** Exercise details **
Copy each line below in which the word "page" occurs.

** Source data **
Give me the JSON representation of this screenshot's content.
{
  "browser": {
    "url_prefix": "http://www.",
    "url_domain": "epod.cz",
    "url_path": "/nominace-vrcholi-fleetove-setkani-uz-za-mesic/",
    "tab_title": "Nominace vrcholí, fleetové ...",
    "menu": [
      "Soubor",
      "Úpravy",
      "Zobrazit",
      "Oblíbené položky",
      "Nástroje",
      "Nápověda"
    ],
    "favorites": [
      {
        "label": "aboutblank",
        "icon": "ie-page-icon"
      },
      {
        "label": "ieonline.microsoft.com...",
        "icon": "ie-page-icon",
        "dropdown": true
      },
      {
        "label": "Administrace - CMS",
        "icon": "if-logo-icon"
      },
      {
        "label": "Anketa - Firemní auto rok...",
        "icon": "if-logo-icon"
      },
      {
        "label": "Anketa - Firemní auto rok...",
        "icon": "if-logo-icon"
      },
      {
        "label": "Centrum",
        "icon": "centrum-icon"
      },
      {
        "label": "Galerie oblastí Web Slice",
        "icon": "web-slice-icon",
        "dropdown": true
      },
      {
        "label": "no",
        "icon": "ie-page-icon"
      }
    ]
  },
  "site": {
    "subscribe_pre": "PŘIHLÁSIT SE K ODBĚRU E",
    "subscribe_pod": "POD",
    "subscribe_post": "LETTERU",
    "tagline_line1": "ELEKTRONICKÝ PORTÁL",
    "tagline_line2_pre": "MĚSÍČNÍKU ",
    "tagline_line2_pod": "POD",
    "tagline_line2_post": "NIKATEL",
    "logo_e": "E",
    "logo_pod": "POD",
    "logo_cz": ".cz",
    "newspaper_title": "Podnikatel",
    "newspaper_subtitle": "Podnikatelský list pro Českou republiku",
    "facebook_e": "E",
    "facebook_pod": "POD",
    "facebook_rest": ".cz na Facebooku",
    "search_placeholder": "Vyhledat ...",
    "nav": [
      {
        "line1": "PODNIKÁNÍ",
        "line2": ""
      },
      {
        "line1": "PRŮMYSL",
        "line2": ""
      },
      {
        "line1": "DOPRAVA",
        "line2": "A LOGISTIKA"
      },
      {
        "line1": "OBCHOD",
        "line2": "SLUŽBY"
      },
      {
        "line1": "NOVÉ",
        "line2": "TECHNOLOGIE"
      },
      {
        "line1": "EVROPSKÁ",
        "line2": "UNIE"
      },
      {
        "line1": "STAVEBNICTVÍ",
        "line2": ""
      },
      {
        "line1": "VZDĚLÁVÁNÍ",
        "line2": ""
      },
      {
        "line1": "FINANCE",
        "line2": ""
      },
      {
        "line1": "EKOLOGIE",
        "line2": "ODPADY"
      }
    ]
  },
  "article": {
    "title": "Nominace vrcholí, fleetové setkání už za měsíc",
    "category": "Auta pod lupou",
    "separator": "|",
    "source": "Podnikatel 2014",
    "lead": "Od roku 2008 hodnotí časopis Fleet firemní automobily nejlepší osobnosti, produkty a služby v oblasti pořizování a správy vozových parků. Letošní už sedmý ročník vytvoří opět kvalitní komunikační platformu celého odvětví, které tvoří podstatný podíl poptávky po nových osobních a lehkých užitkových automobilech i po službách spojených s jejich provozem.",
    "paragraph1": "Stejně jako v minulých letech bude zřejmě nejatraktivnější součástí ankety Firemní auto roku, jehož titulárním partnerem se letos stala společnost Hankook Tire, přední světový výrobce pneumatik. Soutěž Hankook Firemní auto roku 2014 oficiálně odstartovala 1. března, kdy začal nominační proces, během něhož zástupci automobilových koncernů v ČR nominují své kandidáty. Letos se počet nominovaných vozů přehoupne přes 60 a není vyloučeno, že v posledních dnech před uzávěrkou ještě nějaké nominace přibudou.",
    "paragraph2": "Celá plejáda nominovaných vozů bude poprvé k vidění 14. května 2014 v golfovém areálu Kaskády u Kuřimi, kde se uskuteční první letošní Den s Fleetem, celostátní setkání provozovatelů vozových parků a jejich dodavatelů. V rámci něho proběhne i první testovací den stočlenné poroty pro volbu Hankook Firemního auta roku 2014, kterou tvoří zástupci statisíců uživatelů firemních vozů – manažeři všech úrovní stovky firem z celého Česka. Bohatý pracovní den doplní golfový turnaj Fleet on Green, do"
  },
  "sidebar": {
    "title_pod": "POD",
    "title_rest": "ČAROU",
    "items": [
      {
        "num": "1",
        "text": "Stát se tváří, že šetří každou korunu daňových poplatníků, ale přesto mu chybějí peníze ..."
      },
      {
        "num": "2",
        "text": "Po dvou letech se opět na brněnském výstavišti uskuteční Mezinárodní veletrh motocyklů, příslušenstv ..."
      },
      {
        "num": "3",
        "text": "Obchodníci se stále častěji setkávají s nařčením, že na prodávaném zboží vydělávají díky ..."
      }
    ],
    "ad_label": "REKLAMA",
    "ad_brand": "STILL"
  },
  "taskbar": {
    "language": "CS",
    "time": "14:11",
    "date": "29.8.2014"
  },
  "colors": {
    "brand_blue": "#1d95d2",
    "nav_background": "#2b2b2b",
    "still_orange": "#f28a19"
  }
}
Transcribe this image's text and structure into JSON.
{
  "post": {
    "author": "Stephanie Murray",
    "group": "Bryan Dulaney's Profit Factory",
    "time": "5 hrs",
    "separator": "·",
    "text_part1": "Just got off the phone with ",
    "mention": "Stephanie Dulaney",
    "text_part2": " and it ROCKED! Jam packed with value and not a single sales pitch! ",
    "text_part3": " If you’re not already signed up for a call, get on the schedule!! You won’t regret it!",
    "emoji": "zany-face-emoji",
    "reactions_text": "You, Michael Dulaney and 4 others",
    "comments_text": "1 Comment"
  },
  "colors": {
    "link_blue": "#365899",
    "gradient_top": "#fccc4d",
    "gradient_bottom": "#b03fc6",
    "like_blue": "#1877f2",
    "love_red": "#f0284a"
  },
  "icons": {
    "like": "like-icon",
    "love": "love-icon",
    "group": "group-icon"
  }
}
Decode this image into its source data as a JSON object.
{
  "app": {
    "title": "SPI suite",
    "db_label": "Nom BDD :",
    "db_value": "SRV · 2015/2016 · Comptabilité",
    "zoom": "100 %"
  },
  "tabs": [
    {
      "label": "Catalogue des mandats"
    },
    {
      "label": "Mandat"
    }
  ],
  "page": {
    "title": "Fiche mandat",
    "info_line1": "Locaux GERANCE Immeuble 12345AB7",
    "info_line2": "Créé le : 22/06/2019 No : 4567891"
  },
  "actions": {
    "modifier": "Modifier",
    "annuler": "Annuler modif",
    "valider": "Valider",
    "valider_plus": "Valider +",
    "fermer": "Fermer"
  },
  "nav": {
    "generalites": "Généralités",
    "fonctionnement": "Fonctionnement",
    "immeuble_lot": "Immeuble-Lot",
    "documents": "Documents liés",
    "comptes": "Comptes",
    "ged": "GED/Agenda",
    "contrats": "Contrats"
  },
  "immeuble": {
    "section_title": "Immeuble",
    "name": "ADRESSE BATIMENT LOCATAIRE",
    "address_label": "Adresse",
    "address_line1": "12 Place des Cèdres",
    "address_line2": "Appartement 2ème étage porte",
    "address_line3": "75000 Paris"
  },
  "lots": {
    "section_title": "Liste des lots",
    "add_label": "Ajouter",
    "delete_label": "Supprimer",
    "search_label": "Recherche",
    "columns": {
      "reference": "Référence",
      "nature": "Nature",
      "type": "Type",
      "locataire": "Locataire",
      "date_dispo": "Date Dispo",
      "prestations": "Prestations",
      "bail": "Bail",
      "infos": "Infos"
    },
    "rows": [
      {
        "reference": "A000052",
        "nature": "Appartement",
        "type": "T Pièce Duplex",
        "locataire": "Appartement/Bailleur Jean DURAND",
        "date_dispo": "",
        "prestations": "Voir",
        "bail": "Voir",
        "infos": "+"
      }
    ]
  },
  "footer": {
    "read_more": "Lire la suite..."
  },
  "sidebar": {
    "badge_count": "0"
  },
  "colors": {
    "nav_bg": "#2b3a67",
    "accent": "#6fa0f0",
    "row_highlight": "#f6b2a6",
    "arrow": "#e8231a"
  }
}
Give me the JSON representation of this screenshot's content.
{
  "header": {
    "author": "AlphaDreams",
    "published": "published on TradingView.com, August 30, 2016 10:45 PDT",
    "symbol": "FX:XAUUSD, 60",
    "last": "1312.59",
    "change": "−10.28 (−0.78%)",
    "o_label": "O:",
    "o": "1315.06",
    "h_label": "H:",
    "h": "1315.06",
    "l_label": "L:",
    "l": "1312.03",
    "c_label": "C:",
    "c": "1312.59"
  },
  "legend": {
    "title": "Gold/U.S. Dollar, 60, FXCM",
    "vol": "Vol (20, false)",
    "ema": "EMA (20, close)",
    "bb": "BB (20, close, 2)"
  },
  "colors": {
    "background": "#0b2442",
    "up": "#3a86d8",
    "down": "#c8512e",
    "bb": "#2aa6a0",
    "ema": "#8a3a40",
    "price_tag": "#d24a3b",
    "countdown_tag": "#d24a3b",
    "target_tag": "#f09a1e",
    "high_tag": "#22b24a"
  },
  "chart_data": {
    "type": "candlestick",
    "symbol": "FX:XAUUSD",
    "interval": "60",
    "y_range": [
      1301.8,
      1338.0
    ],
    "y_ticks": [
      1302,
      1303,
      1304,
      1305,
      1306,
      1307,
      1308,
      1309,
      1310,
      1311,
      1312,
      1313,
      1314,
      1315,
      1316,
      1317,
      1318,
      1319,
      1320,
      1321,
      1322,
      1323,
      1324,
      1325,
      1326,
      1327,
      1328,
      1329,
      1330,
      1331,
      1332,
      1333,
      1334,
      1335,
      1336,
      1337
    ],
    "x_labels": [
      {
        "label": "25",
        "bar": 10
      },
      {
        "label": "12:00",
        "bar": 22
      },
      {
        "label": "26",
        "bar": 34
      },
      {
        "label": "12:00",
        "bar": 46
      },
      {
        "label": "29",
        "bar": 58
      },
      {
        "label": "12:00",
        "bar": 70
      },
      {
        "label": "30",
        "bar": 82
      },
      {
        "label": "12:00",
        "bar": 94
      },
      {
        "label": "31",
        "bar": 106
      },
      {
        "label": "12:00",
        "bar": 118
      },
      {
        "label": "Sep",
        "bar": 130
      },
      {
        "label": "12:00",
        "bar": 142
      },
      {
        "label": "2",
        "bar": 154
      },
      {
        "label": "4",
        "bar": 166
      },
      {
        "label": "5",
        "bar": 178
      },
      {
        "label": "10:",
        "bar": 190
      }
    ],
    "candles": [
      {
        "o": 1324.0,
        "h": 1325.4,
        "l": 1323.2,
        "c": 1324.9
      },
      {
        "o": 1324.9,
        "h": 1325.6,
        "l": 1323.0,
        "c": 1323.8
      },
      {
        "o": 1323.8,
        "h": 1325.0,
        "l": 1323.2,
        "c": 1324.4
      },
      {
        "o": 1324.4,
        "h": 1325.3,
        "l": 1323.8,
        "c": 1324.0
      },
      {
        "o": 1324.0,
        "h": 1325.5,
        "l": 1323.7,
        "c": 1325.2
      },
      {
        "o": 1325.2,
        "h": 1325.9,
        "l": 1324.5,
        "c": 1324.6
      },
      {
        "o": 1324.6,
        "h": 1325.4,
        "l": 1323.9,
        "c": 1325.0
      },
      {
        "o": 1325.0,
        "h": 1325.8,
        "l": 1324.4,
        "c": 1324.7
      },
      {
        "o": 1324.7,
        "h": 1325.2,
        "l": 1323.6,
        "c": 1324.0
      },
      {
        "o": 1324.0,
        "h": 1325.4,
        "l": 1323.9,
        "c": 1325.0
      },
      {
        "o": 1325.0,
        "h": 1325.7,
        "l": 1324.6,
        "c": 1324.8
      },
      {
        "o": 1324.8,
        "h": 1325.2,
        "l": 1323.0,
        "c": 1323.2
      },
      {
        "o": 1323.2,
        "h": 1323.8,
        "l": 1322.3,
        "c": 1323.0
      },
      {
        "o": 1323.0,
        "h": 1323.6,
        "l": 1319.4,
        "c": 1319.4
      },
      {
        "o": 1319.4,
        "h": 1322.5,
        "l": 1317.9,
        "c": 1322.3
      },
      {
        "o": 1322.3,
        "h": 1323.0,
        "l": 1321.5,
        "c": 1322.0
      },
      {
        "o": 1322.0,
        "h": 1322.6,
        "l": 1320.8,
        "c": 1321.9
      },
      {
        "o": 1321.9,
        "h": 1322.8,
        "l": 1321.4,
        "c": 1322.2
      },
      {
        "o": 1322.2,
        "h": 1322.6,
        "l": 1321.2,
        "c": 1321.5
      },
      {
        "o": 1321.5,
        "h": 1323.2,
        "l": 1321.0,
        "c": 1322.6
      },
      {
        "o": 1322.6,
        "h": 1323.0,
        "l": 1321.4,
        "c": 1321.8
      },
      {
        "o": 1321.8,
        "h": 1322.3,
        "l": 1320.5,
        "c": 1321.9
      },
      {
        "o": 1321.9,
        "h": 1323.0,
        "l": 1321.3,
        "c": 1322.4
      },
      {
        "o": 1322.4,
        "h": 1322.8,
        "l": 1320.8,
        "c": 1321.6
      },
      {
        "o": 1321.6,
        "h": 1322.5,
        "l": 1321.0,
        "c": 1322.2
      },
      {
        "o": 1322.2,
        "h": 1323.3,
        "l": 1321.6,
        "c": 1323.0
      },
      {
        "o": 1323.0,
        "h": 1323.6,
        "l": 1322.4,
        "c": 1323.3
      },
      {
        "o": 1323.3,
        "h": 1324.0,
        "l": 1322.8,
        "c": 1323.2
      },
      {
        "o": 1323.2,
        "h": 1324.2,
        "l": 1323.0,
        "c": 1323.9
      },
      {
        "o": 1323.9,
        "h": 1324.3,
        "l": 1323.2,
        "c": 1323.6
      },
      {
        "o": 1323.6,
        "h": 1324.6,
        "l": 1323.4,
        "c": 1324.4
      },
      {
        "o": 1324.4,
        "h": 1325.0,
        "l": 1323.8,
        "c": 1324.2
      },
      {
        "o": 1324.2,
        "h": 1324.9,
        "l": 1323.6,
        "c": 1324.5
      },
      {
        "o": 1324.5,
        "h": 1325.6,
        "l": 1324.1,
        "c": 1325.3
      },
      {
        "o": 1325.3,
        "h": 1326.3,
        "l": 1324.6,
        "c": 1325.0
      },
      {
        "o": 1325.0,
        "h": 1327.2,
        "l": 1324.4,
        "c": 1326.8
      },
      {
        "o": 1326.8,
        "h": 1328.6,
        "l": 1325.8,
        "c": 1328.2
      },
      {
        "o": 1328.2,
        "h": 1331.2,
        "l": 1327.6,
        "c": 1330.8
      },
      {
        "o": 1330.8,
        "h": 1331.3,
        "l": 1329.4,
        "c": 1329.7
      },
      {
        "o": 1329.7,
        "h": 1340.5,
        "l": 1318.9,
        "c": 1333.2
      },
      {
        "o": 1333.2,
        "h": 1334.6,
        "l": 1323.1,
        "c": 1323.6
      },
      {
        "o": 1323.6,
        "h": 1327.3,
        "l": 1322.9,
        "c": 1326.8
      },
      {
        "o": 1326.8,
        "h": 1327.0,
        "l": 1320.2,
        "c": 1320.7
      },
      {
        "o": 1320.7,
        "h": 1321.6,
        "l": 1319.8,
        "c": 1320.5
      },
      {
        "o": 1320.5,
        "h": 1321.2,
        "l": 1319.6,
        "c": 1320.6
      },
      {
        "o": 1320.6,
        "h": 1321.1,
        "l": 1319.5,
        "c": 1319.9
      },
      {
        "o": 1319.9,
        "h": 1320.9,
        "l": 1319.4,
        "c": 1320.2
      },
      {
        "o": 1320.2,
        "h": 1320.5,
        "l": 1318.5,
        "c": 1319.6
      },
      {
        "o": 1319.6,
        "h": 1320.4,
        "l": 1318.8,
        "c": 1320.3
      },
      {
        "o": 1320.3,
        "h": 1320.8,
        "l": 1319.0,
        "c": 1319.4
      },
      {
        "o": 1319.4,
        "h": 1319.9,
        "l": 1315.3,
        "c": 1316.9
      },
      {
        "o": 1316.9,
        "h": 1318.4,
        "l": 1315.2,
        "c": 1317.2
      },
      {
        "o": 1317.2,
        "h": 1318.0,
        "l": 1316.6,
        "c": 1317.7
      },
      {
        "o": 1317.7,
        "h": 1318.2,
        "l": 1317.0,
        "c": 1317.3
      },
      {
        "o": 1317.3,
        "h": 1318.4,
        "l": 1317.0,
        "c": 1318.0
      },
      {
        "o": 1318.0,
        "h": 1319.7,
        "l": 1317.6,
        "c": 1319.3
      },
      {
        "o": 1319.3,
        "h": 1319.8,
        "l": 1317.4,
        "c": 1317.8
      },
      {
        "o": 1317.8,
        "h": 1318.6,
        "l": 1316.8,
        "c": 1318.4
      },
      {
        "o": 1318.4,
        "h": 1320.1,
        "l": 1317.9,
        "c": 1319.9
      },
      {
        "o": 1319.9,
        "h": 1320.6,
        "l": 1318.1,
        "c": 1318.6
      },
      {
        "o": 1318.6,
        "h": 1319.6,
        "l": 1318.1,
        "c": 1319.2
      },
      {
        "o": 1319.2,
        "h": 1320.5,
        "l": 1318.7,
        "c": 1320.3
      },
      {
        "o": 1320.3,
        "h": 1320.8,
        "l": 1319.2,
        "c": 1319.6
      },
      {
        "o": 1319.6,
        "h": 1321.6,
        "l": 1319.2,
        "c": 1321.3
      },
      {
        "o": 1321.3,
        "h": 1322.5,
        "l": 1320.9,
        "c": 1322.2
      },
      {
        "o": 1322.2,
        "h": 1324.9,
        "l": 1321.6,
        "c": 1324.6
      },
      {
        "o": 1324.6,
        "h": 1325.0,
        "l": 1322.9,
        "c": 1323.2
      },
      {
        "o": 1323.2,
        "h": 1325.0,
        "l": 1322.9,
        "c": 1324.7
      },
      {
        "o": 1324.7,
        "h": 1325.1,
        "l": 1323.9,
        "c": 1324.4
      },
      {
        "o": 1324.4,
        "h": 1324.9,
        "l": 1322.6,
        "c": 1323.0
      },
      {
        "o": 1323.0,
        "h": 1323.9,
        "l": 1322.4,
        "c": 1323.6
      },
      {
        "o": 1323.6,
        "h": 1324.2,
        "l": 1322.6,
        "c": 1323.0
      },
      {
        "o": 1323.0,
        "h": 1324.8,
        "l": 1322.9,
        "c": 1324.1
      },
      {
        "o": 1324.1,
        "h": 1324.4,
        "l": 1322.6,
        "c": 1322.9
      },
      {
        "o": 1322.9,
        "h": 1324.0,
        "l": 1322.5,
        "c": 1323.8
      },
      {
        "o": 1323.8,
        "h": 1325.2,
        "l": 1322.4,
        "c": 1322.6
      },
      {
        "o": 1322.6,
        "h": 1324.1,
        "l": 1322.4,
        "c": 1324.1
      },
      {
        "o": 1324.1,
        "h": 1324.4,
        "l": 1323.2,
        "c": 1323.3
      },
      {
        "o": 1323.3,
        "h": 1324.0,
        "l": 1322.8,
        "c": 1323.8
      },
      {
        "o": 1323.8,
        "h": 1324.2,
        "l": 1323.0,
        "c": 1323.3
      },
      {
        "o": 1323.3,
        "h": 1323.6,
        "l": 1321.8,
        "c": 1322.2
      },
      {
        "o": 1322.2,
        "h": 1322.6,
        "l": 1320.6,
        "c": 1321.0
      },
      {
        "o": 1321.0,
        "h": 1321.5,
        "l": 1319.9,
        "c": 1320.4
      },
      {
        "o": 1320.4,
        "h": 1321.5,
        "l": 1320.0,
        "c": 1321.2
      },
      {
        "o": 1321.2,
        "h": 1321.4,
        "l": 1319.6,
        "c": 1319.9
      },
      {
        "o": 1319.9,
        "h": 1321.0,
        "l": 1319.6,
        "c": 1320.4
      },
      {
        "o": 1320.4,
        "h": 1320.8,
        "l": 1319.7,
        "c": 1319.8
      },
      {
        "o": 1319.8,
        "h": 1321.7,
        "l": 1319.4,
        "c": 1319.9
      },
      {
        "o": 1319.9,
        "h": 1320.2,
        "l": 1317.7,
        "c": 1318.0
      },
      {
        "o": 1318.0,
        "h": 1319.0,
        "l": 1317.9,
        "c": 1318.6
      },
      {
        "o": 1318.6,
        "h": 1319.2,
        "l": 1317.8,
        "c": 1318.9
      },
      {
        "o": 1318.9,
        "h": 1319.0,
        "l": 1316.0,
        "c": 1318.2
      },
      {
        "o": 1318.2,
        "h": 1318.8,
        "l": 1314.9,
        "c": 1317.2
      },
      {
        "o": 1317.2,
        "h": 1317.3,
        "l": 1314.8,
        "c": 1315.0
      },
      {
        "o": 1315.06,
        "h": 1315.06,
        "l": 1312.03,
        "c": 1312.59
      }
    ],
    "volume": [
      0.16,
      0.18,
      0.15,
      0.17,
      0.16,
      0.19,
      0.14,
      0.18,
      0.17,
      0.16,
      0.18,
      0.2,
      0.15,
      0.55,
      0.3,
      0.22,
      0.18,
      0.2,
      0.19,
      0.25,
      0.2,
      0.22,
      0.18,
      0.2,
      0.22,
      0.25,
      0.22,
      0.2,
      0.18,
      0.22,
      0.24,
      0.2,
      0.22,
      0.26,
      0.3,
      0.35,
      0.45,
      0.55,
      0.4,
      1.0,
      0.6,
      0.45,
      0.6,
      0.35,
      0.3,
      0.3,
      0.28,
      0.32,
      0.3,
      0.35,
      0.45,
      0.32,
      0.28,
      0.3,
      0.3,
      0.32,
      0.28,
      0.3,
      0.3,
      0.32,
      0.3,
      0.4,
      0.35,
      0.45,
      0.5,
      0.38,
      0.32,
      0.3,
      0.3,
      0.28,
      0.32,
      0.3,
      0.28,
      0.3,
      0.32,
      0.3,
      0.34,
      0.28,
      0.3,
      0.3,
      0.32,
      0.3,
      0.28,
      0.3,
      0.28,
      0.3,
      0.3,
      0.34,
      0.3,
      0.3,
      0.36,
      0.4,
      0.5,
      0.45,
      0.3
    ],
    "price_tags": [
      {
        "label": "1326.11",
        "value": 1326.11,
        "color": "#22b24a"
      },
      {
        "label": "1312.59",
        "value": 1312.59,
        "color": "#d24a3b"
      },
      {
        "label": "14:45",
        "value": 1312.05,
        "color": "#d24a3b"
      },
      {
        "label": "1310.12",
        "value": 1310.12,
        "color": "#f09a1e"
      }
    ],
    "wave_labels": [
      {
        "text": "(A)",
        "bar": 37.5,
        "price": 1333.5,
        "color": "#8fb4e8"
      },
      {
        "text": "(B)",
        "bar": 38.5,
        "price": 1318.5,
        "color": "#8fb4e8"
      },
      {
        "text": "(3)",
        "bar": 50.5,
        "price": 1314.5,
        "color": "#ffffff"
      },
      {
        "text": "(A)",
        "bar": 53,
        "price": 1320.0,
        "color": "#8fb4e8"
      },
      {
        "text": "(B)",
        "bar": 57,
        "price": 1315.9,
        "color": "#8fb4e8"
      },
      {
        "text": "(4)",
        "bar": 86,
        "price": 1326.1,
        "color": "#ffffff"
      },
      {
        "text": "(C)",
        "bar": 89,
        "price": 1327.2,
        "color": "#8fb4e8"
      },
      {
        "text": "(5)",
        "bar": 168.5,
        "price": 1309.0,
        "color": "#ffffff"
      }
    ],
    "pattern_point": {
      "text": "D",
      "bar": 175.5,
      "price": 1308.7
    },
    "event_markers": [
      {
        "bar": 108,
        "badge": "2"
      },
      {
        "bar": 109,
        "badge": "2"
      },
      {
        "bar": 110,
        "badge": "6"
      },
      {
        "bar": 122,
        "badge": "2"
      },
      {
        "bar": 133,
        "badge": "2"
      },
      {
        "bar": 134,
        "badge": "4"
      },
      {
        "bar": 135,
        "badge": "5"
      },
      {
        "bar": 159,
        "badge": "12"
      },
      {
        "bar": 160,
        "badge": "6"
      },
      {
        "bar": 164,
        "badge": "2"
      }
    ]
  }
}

** Solution to the problem **
        "icon": "ie-page-icon"
        "icon": "ie-page-icon",
        "icon": "ie-page-icon"
  "page": {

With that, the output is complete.